**REQUIRED TASK:** Can you pick up the blog post below about the Five Guys in Mount Prospect and carry it on from its last sentence?

**PAGE:**
↓

Sunday, November 29, 2009

Five Guys, Mount Prospect, Illinois

The day before Thanksgiving we discovered that we still needed to buy a few things to make the occasion more-or-less complete. Such as a turkey. Just after dark the girls and I found ourselves near a large retail store in Mount Prospect, Illinois, a town we don’t visit all that often. They were lobbying for McDonald's before entering the large retailer. I was resisting the suggestion but didn’t have an alternative until I saw some bright red letters: FIVE GUYS.


I didn’t realize that Five Guys had any locations in the Chicago area, vaguely believing it to be an East Coast chain, just as Fatburger belongs on the West Coast and Chick-fil-A belongs to the South (though neither of those really do). Shows you what I know. Turns out that there are seven Five Guys within a 25-mile radius of my zip code, one in fact closer than the Mount Prospect location.


It's good to be open to serendipity, and soon McDonald's was forgotten amid the sizzle of meat on the Five Guys grill and the fine smell of potatoes frying in peanut oil. The menu is simple: hamburgers or cheeseburgers, hot dogs, grilled cheese sandwiches, fries and sodas. The decor is simple too, but striking in its use of two colors, red and white. Red and white lamps hung from the ceiling, which was painted white but also which had a bright red vent running the length of it. A strip with a red-and-white checkerboard pattern ran all the way across the wall, and the signs on the wall quoting favorable reviews of Five Guys used to the checkerboard color scheme as well.


There were even signs like that in the bathroom, over the urinal. "Best burgers and fries in the known universe! -- The Freedonia Times" was a typical sort of message. They reminded me of the brief critic quotes that ads for movies use, except that they lauded Five Guys.

↑

**GIVEN INFORMATION:**
↓

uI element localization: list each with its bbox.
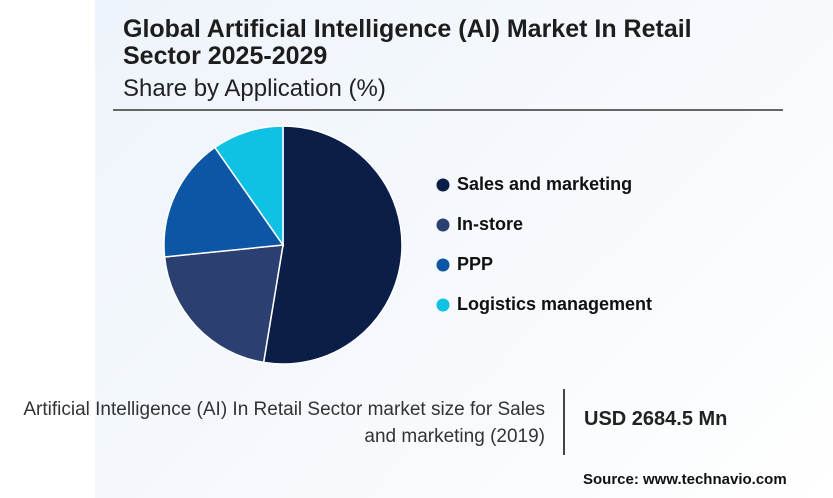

↑

**WRITTEN RESPONSE:**
Ann had a grilled cheese. She doesn't always finish her food, but she ate the whole thing in this case, which speaks well for its flavor (she called it "tastiful"). Lilly and I had the tastiful hamburgers, whose distinction are hand-formed patties.


But the fries were the star attraction as far as I was concerned. Stacked strategically to separate the ordering- and order picking up-areas from the dining area are 50-lb. bags of raw potatoes done up in Five Guys red-and-white, with Five Guys labeling on them. They're practically the first things you notice upon entering; otherwise, you'd run into them.


Written on a white board near the cash registers was, "Today's potatoes are from Shelley, Idaho." Located on the Snake River in east-central Idaho, Shelley is apparently a place that takes its spuds seriously. According to Wiki at least, "The mascot for the city's high school is 'King Russet,' a russet-burbank potato that wears a crown, robe and scepter." It's also the location of the Idaho Annual Spud Day. By eating Shelley spuds, I was glad to do my little part to support that bit of Idahoiana.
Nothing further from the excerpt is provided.